Problem requirements. Will you quote all of the entries, word for word?

Dataset records.

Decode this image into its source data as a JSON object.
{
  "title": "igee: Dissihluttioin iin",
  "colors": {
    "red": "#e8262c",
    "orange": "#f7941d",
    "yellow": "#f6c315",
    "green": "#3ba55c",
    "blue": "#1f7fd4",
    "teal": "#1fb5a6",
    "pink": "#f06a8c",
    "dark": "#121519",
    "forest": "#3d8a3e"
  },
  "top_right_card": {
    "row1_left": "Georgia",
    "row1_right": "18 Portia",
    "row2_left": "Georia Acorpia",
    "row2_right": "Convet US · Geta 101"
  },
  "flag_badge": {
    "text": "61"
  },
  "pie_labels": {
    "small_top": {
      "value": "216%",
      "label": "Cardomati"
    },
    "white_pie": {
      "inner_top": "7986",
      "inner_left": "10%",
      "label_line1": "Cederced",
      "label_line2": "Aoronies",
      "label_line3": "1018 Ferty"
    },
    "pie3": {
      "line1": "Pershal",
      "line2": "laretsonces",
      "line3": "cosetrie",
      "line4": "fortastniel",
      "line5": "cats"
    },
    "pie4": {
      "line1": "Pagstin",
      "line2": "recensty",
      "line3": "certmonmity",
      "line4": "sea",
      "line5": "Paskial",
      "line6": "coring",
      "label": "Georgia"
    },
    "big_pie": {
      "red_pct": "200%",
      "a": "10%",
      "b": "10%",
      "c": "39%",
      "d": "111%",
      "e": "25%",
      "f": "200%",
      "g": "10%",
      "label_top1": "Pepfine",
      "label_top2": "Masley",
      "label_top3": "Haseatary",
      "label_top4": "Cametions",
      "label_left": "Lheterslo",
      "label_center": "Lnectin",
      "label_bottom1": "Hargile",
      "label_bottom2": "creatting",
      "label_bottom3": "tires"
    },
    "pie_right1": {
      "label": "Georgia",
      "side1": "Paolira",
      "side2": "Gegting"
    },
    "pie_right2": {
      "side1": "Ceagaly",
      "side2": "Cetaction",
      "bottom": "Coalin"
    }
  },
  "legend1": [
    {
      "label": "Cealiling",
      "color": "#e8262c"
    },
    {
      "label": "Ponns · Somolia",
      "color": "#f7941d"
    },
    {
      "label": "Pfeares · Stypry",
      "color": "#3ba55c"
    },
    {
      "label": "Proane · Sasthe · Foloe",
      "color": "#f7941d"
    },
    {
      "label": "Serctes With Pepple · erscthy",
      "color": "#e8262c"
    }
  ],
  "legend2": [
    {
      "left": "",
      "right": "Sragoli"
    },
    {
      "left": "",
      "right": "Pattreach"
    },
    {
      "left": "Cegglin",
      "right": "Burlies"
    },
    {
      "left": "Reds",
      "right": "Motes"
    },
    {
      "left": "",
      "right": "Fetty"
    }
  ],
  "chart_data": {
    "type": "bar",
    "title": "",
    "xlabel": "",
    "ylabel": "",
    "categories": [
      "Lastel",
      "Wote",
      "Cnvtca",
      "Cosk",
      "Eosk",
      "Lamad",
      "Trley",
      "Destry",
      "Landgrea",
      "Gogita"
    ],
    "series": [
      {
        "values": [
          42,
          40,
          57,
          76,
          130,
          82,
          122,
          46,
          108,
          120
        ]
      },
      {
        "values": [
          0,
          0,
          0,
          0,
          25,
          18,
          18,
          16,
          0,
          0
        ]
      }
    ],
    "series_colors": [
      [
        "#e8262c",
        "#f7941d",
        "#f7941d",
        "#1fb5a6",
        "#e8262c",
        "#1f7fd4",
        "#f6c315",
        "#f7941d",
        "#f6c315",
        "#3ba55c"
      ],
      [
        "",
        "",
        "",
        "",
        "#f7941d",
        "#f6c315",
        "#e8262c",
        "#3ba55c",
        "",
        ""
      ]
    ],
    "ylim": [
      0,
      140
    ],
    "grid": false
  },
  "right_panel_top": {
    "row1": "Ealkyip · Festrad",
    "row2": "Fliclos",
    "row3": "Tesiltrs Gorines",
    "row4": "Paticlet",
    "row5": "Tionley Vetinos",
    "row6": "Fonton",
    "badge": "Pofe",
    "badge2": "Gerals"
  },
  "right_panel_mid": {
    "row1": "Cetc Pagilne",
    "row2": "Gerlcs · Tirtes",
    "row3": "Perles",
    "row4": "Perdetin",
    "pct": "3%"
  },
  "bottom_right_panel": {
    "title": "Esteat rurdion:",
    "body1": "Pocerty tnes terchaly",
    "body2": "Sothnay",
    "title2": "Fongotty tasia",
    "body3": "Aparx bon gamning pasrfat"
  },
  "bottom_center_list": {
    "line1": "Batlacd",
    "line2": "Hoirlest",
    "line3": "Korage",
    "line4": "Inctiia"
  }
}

The result.
Decode this image into its source data as a JSON object.
{
  "title": "igee: Dissihluttioin iin",
  "colors": {
    "red": "#e8262c",
    "orange": "#f7941d",
    "yellow": "#f6c315",
    "green": "#3ba55c",
    "blue": "#1f7fd4",
    "teal": "#1fb5a6",
    "pink": "#f06a8c",
    "dark": "#121519",
    "forest": "#3d8a3e"
  },
  "top_right_card": {
    "row1_left": "Georgia",
    "row1_right": "18 Portia",
    "row2_left": "Georia Acorpia",
    "row2_right": "Convet US · Geta 101"
  },
  "flag_badge": {
    "text": "61"
  },
  "pie_labels": {
    "small_top": {
      "value": "216%",
      "label": "Cardomati"
    },
    "white_pie": {
      "inner_top": "7986",
      "inner_left": "10%",
      "label_line1": "Cederced",
      "label_line2": "Aoronies",
      "label_line3": "1018 Ferty"
    },
    "pie3": {
      "line1": "Pershal",
      "line2": "laretsonces",
      "line3": "cosetrie",
      "line4": "fortastniel",
      "line5": "cats"
    },
    "pie4": {
      "line1": "Pagstin",
      "line2": "recensty",
      "line3": "certmonmity",
      "line4": "sea",
      "line5": "Paskial",
      "line6": "coring",
      "label": "Georgia"
    },
    "big_pie": {
      "red_pct": "200%",
      "a": "10%",
      "b": "10%",
      "c": "39%",
      "d": "111%",
      "e": "25%",
      "f": "200%",
      "g": "10%",
      "label_top1": "Pepfine",
      "label_top2": "Masley",
      "label_top3": "Haseatary",
      "label_top4": "Cametions",
      "label_left": "Lheterslo",
      "label_center": "Lnectin",
      "label_bottom1": "Hargile",
      "label_bottom2": "creatting",
      "label_bottom3": "tires"
    },
    "pie_right1": {
      "label": "Georgia",
      "side1": "Paolira",
      "side2": "Gegting"
    },
    "pie_right2": {
      "side1": "Ceagaly",
      "side2": "Cetaction",
      "bottom": "Coalin"
    }
  },
  "legend1": [
    {
      "label": "Cealiling",
      "color": "#e8262c"
    },
    {
      "label": "Ponns · Somolia",
      "color": "#f7941d"
    },
    {
      "label": "Pfeares · Stypry",
      "color": "#3ba55c"
    },
    {
      "label": "Proane · Sasthe · Foloe",
      "color": "#f7941d"
    },
    {
      "label": "Serctes With Pepple · erscthy",
      "color": "#e8262c"
    }
  ],
  "legend2": [
    {
      "left": "",
      "right": "Sragoli"
    },
    {
      "left": "",
      "right": "Pattreach"
    },
    {
      "left": "Cegglin",
      "right": "Burlies"
    },
    {
      "left": "Reds",
      "right": "Motes"
    },
    {
      "left": "",
      "right": "Fetty"
    }
  ],
  "chart_data": {
    "type": "bar",
    "title": "",
    "xlabel": "",
    "ylabel": "",
    "categories": [
      "Lastel",
      "Wote",
      "Cnvtca",
      "Cosk",
      "Eosk",
      "Lamad",
      "Trley",
      "Destry",
      "Landgrea",
      "Gogita"
    ],
    "series": [
      {
        "values": [
          42,
          40,
          57,
          76,
          130,
          82,
          122,
          46,
          108,
          120
        ]
      },
      {
        "values": [
          0,
          0,
          0,
          0,
          25,
          18,
          18,
          16,
          0,
          0
        ]
      }
    ],
    "series_colors": [
      [
        "#e8262c",
        "#f7941d",
        "#f7941d",
        "#1fb5a6",
        "#e8262c",
        "#1f7fd4",
        "#f6c315",
        "#f7941d",
        "#f6c315",
        "#3ba55c"
      ],
      [
        "",
        "",
        "",
        "",
        "#f7941d",
        "#f6c315",
        "#e8262c",
        "#3ba55c",
        "",
        ""
      ]
    ],
    "ylim": [
      0,
      140
    ],
    "grid": false
  },
  "right_panel_top": {
    "row1": "Ealkyip · Festrad",
    "row2": "Fliclos",
    "row3": "Tesiltrs Gorines",
    "row4": "Paticlet",
    "row5": "Tionley Vetinos",
    "row6": "Fonton",
    "badge": "Pofe",
    "badge2": "Gerals"
  },
  "right_panel_mid": {
    "row1": "Cetc Pagilne",
    "row2": "Gerlcs · Tirtes",
    "row3": "Perles",
    "row4": "Perdetin",
    "pct": "3%"
  },
  "bottom_right_panel": {
    "title": "Esteat rurdion:",
    "body1": "Pocerty tnes terchaly",
    "body2": "Sothnay",
    "title2": "Fongotty tasia",
    "body3": "Aparx bon gamning pasrfat"
  },
  "bottom_center_list": {
    "line1": "Batlacd",
    "line2": "Hoirlest",
    "line3": "Korage",
    "line4": "Inctiia"
  }
}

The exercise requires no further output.